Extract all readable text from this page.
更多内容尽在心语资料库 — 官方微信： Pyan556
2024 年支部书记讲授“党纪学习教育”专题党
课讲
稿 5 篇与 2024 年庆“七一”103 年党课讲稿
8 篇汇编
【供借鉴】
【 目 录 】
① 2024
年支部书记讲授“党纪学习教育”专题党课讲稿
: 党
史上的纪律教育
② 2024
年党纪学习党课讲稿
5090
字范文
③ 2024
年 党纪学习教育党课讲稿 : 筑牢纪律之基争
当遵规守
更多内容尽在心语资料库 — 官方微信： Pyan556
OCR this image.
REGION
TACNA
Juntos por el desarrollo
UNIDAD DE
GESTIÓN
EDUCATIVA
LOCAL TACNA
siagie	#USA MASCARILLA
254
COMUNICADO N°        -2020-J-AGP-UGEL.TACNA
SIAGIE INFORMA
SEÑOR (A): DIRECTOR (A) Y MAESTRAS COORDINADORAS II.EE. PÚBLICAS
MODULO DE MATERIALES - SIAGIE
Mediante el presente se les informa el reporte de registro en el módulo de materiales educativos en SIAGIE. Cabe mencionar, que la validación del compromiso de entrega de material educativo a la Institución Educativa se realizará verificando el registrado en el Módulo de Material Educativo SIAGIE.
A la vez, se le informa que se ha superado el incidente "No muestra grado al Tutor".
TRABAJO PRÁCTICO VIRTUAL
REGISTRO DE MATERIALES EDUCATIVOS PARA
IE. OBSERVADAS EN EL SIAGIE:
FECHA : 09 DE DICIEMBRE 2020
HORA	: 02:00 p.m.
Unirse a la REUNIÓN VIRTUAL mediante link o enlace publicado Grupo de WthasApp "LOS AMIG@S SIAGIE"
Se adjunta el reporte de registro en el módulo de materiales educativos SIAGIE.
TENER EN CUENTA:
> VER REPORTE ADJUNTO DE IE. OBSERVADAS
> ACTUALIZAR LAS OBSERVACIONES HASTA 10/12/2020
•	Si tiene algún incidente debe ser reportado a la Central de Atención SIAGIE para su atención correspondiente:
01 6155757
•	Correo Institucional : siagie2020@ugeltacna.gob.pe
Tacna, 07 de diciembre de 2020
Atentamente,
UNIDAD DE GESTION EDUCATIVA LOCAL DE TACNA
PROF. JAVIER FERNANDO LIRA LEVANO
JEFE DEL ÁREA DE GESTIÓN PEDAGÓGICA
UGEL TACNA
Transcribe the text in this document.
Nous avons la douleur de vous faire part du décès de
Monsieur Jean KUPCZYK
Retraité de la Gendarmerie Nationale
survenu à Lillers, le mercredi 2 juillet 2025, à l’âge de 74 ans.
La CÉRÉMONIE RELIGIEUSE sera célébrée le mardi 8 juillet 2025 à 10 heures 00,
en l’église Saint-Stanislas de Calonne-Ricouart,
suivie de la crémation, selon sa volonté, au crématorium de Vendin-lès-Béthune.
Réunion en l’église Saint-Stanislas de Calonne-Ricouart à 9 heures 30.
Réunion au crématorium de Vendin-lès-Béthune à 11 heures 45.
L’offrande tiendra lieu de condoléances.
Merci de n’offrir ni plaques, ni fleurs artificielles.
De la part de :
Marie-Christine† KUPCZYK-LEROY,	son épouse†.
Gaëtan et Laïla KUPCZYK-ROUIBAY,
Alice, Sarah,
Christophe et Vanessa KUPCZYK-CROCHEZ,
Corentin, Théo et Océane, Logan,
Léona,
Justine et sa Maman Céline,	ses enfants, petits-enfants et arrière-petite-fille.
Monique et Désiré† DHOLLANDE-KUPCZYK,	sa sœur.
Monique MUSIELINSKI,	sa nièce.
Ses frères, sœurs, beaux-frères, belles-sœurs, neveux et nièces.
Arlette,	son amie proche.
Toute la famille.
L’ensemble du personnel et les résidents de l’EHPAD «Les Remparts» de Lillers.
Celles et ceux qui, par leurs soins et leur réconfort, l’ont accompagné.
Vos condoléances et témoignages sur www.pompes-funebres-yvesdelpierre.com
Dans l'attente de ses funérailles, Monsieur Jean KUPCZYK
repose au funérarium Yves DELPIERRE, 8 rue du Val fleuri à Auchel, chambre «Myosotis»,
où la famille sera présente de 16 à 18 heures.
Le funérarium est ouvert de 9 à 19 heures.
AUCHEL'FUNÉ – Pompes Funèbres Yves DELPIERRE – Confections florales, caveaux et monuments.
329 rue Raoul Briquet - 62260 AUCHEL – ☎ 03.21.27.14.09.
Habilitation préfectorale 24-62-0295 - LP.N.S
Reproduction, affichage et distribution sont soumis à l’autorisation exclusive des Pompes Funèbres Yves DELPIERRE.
::::::::
Your task is to reproduce the whole listing exactly.

## Response to this exercise
Extract all readable text from this page.
更多内容尽在心语资料库 — 官方微信： Pyan556
2024 年支部书记讲授“党纪学习教育”专题党
课讲
稿 5 篇与 2024 年庆“七一”103 年党课讲稿
8 篇汇编
【供借鉴】
【 目 录 】
① 2024
年支部书记讲授“党纪学习教育”专题党课讲稿
: 党
史上的纪律教育
② 2024
年党纪学习党课讲稿
5090
字范文
③ 2024
年 党纪学习教育党课讲稿 : 筑牢纪律之基争
当遵规守
更多内容尽在心语资料库 — 官方微信： Pyan556
OCR this image.
REGION
TACNA
Juntos por el desarrollo
UNIDAD DE
GESTIÓN
EDUCATIVA
LOCAL TACNA
siagie	#USA MASCARILLA
254
COMUNICADO N°        -2020-J-AGP-UGEL.TACNA
SIAGIE INFORMA
SEÑOR (A): DIRECTOR (A) Y MAESTRAS COORDINADORAS II.EE. PÚBLICAS
MODULO DE MATERIALES - SIAGIE
Mediante el presente se les informa el reporte de registro en el módulo de materiales educativos en SIAGIE. Cabe mencionar, que la validación del compromiso de entrega de material educativo a la Institución Educativa se realizará verificando el registrado en el Módulo de Material Educativo SIAGIE.
A la vez, se le informa que se ha superado el incidente "No muestra grado al Tutor".
TRABAJO PRÁCTICO VIRTUAL
REGISTRO DE MATERIALES EDUCATIVOS PARA
IE. OBSERVADAS EN EL SIAGIE:
FECHA : 09 DE DICIEMBRE 2020
HORA	: 02:00 p.m.
Unirse a la REUNIÓN VIRTUAL mediante link o enlace publicado Grupo de WthasApp "LOS AMIG@S SIAGIE"
Se adjunta el reporte de registro en el módulo de materiales educativos SIAGIE.
TENER EN CUENTA:
> VER REPORTE ADJUNTO DE IE. OBSERVADAS
> ACTUALIZAR LAS OBSERVACIONES HASTA 10/12/2020
•	Si tiene algún incidente debe ser reportado a la Central de Atención SIAGIE para su atención correspondiente:
01 6155757
•	Correo Institucional : siagie2020@ugeltacna.gob.pe
Tacna, 07 de diciembre de 2020
Atentamente,
UNIDAD DE GESTION EDUCATIVA LOCAL DE TACNA
PROF. JAVIER FERNANDO LIRA LEVANO
JEFE DEL ÁREA DE GESTIÓN PEDAGÓGICA
UGEL TACNA
Transcribe the text in this document.
Nous avons la douleur de vous faire part du décès de
Monsieur Jean KUPCZYK
Retraité de la Gendarmerie Nationale
survenu à Lillers, le mercredi 2 juillet 2025, à l’âge de 74 ans.
La CÉRÉMONIE RELIGIEUSE sera célébrée le mardi 8 juillet 2025 à 10 heures 00,
en l’église Saint-Stanislas de Calonne-Ricouart,
suivie de la crémation, selon sa volonté, au crématorium de Vendin-lès-Béthune.
Réunion en l’église Saint-Stanislas de Calonne-Ricouart à 9 heures 30.
Réunion au crématorium de Vendin-lès-Béthune à 11 heures 45.
L’offrande tiendra lieu de condoléances.
Merci de n’offrir ni plaques, ni fleurs artificielles.
De la part de :
Marie-Christine† KUPCZYK-LEROY,	son épouse†.
Gaëtan et Laïla KUPCZYK-ROUIBAY,
Alice, Sarah,
Christophe et Vanessa KUPCZYK-CROCHEZ,
Corentin, Théo et Océane, Logan,
Léona,
Justine et sa Maman Céline,	ses enfants, petits-enfants et arrière-petite-fille.
Monique et Désiré† DHOLLANDE-KUPCZYK,	sa sœur.
Monique MUSIELINSKI,	sa nièce.
Ses frères, sœurs, beaux-frères, belles-sœurs, neveux et nièces.
Arlette,	son amie proche.
Toute la famille.
L’ensemble du personnel et les résidents de l’EHPAD «Les Remparts» de Lillers.
Celles et ceux qui, par leurs soins et leur réconfort, l’ont accompagné.
Vos condoléances et témoignages sur www.pompes-funebres-yvesdelpierre.com
Dans l'attente de ses funérailles, Monsieur Jean KUPCZYK
repose au funérarium Yves DELPIERRE, 8 rue du Val fleuri à Auchel, chambre «Myosotis»,
où la famille sera présente de 16 à 18 heures.
Le funérarium est ouvert de 9 à 19 heures.
AUCHEL'FUNÉ – Pompes Funèbres Yves DELPIERRE – Confections florales, caveaux et monuments.
329 rue Raoul Briquet - 62260 AUCHEL – ☎ 03.21.27.14.09.
Habilitation préfectorale 24-62-0295 - LP.N.S
Reproduction, affichage et distribution sont soumis à l’autorisation exclusive des Pompes Funèbres Yves DELPIERRE.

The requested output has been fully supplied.